**Goal**
Within the listing below, locate all lines containing the word "text". Copy each one.
━━━━━ Provided data ━━━━━
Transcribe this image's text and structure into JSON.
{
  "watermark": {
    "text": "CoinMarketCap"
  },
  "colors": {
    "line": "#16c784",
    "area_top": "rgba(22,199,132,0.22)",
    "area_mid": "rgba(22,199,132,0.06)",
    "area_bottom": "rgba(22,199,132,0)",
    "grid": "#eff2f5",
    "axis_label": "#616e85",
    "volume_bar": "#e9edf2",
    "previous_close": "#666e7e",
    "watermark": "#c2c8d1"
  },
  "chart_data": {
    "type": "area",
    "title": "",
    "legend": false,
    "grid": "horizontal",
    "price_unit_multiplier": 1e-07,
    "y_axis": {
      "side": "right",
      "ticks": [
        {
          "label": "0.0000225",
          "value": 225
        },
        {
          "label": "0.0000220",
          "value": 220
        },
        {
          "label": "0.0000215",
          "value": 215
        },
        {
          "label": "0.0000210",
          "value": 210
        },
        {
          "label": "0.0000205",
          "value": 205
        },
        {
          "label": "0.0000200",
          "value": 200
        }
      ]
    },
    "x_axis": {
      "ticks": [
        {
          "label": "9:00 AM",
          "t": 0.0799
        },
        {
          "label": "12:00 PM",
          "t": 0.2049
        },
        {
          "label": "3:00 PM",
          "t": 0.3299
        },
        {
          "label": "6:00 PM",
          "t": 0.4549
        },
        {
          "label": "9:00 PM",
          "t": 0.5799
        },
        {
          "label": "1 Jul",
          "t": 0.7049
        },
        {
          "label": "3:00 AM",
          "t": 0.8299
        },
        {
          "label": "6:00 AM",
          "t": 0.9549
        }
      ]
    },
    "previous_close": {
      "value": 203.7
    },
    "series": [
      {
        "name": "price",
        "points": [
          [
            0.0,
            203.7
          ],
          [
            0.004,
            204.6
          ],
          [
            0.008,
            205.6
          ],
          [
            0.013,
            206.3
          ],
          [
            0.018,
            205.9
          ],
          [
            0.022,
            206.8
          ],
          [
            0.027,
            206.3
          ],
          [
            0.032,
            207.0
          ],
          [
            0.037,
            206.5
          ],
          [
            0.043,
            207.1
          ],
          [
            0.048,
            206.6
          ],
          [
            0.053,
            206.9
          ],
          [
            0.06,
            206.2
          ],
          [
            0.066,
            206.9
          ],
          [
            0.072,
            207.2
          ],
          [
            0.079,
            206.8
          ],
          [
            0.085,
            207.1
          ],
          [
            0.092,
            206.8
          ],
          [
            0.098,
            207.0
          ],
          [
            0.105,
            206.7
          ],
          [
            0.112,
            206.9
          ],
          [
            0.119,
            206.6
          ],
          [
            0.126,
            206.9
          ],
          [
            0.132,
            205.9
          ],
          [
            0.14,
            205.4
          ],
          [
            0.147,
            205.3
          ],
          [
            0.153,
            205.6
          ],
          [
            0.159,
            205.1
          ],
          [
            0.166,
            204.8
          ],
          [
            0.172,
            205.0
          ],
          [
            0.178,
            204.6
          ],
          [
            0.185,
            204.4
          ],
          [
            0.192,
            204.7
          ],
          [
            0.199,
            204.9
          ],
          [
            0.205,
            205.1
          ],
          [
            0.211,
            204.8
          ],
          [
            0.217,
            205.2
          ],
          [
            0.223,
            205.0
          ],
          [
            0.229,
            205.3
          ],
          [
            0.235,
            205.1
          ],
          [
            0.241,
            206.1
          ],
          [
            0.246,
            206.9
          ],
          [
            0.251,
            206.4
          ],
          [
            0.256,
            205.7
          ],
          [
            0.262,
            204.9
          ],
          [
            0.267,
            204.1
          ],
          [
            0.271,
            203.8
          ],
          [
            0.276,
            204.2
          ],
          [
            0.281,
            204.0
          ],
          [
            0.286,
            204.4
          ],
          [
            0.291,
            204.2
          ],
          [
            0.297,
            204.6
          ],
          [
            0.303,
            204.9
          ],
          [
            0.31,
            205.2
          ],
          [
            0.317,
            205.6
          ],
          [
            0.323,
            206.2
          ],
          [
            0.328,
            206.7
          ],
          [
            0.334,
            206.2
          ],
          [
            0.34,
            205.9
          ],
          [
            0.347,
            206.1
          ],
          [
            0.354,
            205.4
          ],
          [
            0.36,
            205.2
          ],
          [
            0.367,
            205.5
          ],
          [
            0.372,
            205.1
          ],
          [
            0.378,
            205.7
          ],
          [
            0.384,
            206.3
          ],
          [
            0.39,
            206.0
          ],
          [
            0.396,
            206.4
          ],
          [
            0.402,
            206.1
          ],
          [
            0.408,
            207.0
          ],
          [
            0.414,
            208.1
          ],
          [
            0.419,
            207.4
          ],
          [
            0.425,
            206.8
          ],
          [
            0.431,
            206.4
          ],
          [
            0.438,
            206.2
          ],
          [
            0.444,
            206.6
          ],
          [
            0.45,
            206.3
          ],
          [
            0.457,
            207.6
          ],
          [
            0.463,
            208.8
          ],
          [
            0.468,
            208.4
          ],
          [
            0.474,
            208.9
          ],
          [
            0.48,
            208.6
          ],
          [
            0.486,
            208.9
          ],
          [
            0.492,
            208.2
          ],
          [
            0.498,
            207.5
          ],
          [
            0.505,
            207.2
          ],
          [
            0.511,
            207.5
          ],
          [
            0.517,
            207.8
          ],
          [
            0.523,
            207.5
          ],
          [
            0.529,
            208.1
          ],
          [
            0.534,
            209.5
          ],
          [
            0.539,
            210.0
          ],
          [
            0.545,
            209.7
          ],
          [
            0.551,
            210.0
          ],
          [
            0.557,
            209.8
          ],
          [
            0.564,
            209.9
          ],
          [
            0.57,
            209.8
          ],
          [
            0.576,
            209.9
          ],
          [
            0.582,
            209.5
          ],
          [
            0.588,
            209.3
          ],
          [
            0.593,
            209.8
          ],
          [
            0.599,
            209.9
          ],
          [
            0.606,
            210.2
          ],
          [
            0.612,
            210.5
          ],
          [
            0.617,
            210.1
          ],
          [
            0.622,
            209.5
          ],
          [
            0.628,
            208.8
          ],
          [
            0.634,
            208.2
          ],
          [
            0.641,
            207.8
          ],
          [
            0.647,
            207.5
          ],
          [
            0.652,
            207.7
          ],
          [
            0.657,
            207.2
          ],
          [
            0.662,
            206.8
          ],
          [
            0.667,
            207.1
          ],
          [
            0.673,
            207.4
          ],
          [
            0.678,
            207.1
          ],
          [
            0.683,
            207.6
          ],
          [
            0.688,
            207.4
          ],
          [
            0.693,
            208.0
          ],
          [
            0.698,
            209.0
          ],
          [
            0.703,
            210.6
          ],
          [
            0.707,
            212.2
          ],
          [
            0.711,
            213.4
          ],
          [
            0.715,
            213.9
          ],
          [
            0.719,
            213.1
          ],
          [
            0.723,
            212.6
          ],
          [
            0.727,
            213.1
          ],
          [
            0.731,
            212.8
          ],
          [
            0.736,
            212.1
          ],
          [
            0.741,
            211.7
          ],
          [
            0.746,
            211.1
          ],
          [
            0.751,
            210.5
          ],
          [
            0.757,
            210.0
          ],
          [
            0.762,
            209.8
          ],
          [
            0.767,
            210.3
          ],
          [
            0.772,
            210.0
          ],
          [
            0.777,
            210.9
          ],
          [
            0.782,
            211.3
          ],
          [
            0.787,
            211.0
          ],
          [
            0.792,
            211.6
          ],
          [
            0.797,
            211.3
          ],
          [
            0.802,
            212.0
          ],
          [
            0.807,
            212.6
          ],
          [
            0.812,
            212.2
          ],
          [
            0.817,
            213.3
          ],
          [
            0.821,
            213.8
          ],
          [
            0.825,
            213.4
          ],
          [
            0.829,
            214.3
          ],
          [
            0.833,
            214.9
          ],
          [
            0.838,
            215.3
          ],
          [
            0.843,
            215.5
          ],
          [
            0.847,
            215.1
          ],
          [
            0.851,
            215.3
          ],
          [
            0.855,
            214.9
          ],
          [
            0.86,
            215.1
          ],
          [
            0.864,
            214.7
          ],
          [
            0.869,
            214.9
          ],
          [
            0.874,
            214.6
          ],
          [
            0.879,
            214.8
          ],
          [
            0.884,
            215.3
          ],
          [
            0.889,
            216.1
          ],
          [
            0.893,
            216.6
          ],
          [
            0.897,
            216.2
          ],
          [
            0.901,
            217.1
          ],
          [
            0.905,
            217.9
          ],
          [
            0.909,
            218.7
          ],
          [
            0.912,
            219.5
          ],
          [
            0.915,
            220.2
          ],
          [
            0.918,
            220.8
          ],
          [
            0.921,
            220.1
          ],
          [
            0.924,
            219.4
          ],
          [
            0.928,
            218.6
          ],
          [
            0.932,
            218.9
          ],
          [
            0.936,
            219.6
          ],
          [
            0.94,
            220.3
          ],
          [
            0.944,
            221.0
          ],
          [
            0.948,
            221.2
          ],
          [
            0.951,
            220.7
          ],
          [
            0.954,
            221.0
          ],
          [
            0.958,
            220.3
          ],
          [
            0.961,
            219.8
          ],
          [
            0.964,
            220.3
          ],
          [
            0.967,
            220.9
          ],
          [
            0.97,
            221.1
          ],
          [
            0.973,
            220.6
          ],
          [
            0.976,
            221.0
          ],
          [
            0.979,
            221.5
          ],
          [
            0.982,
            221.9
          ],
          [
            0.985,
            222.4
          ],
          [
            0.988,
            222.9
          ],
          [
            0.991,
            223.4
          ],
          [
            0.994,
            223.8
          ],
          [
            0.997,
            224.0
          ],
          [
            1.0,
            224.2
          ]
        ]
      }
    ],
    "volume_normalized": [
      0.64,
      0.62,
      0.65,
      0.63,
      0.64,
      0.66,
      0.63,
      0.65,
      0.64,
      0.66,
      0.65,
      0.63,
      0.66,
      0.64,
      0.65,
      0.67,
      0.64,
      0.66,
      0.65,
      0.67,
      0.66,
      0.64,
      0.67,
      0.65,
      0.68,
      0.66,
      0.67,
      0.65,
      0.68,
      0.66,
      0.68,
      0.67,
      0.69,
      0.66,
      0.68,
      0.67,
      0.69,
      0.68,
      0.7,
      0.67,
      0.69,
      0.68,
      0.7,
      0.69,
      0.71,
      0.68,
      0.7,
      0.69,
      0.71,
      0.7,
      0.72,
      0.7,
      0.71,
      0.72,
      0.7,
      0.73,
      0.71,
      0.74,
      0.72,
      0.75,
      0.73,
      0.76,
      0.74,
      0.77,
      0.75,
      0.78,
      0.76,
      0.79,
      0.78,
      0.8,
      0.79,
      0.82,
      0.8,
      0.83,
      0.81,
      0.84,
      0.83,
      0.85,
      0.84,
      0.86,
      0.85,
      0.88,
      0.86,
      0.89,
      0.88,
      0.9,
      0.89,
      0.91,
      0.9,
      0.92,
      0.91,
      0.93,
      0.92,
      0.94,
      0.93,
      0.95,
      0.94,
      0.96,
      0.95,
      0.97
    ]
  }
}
━━━━━
**Answer for this exercise**
Transcribe this image's text and structure into JSON.
    "text": "CoinMarketCap"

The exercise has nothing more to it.